:: What to produce ::
Omit the pictures, then write out every entry exactly as it reads.

(Data records)
::::

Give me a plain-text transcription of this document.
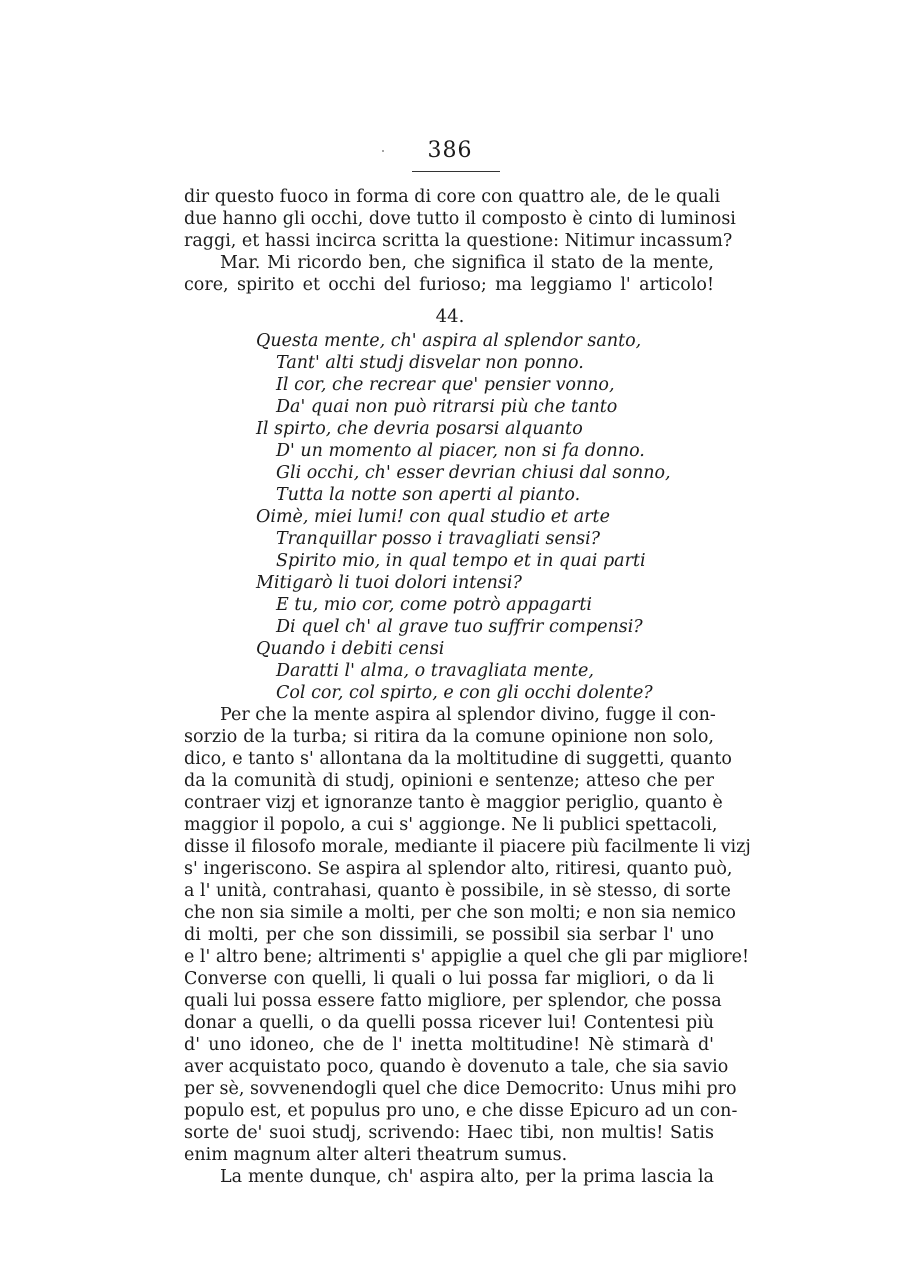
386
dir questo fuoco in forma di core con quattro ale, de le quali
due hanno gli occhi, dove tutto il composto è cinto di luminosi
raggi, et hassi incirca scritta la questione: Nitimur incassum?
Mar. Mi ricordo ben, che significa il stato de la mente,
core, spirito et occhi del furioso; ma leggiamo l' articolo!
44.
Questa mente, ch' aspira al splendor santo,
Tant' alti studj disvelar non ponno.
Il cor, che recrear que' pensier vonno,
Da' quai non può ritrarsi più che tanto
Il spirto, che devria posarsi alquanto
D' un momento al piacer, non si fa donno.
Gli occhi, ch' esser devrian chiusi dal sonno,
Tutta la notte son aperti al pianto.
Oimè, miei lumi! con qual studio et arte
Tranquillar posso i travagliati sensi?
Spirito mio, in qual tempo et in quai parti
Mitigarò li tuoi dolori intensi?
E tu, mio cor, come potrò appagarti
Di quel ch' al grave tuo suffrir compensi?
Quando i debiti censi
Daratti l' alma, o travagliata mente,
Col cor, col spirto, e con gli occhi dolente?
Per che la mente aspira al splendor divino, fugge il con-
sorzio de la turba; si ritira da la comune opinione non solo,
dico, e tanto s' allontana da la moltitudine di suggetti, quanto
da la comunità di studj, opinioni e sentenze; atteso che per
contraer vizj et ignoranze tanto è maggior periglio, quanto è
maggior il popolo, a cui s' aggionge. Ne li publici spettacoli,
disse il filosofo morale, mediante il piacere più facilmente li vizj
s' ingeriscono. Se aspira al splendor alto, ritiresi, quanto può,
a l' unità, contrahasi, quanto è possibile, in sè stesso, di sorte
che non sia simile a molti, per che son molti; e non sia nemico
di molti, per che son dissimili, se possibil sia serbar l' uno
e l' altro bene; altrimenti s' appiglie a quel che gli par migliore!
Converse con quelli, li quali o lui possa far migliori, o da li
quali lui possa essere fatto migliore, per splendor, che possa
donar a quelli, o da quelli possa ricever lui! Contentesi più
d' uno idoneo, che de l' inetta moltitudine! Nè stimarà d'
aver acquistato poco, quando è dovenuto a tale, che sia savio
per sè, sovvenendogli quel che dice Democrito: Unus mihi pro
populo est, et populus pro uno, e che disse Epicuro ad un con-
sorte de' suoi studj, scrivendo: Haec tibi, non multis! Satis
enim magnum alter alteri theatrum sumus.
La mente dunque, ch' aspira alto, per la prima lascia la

::::

:: Final result ::
Give me a plain-text transcription of this document.
386
dir questo fuoco in forma di core con quattro ale, de le quali
due hanno gli occhi, dove tutto il composto è cinto di luminosi
raggi, et hassi incirca scritta la questione: Nitimur incassum?
Mar. Mi ricordo ben, che significa il stato de la mente,
core, spirito et occhi del furioso; ma leggiamo l' articolo!
44.
Questa mente, ch' aspira al splendor santo,
Tant' alti studj disvelar non ponno.
Il cor, che recrear que' pensier vonno,
Da' quai non può ritrarsi più che tanto
Il spirto, che devria posarsi alquanto
D' un momento al piacer, non si fa donno.
Gli occhi, ch' esser devrian chiusi dal sonno,
Tutta la notte son aperti al pianto.
Oimè, miei lumi! con qual studio et arte
Tranquillar posso i travagliati sensi?
Spirito mio, in qual tempo et in quai parti
Mitigarò li tuoi dolori intensi?
E tu, mio cor, come potrò appagarti
Di quel ch' al grave tuo suffrir compensi?
Quando i debiti censi
Daratti l' alma, o travagliata mente,
Col cor, col spirto, e con gli occhi dolente?
Per che la mente aspira al splendor divino, fugge il con-
sorzio de la turba; si ritira da la comune opinione non solo,
dico, e tanto s' allontana da la moltitudine di suggetti, quanto
da la comunità di studj, opinioni e sentenze; atteso che per
contraer vizj et ignoranze tanto è maggior periglio, quanto è
maggior il popolo, a cui s' aggionge. Ne li publici spettacoli,
disse il filosofo morale, mediante il piacere più facilmente li vizj
s' ingeriscono. Se aspira al splendor alto, ritiresi, quanto può,
a l' unità, contrahasi, quanto è possibile, in sè stesso, di sorte
che non sia simile a molti, per che son molti; e non sia nemico
di molti, per che son dissimili, se possibil sia serbar l' uno
e l' altro bene; altrimenti s' appiglie a quel che gli par migliore!
Converse con quelli, li quali o lui possa far migliori, o da li
quali lui possa essere fatto migliore, per splendor, che possa
donar a quelli, o da quelli possa ricever lui! Contentesi più
d' uno idoneo, che de l' inetta moltitudine! Nè stimarà d'
aver acquistato poco, quando è dovenuto a tale, che sia savio
per sè, sovvenendogli quel che dice Democrito: Unus mihi pro
populo est, et populus pro uno, e che disse Epicuro ad un con-
sorte de' suoi studj, scrivendo: Haec tibi, non multis! Satis
enim magnum alter alteri theatrum sumus.
La mente dunque, ch' aspira alto, per la prima lascia la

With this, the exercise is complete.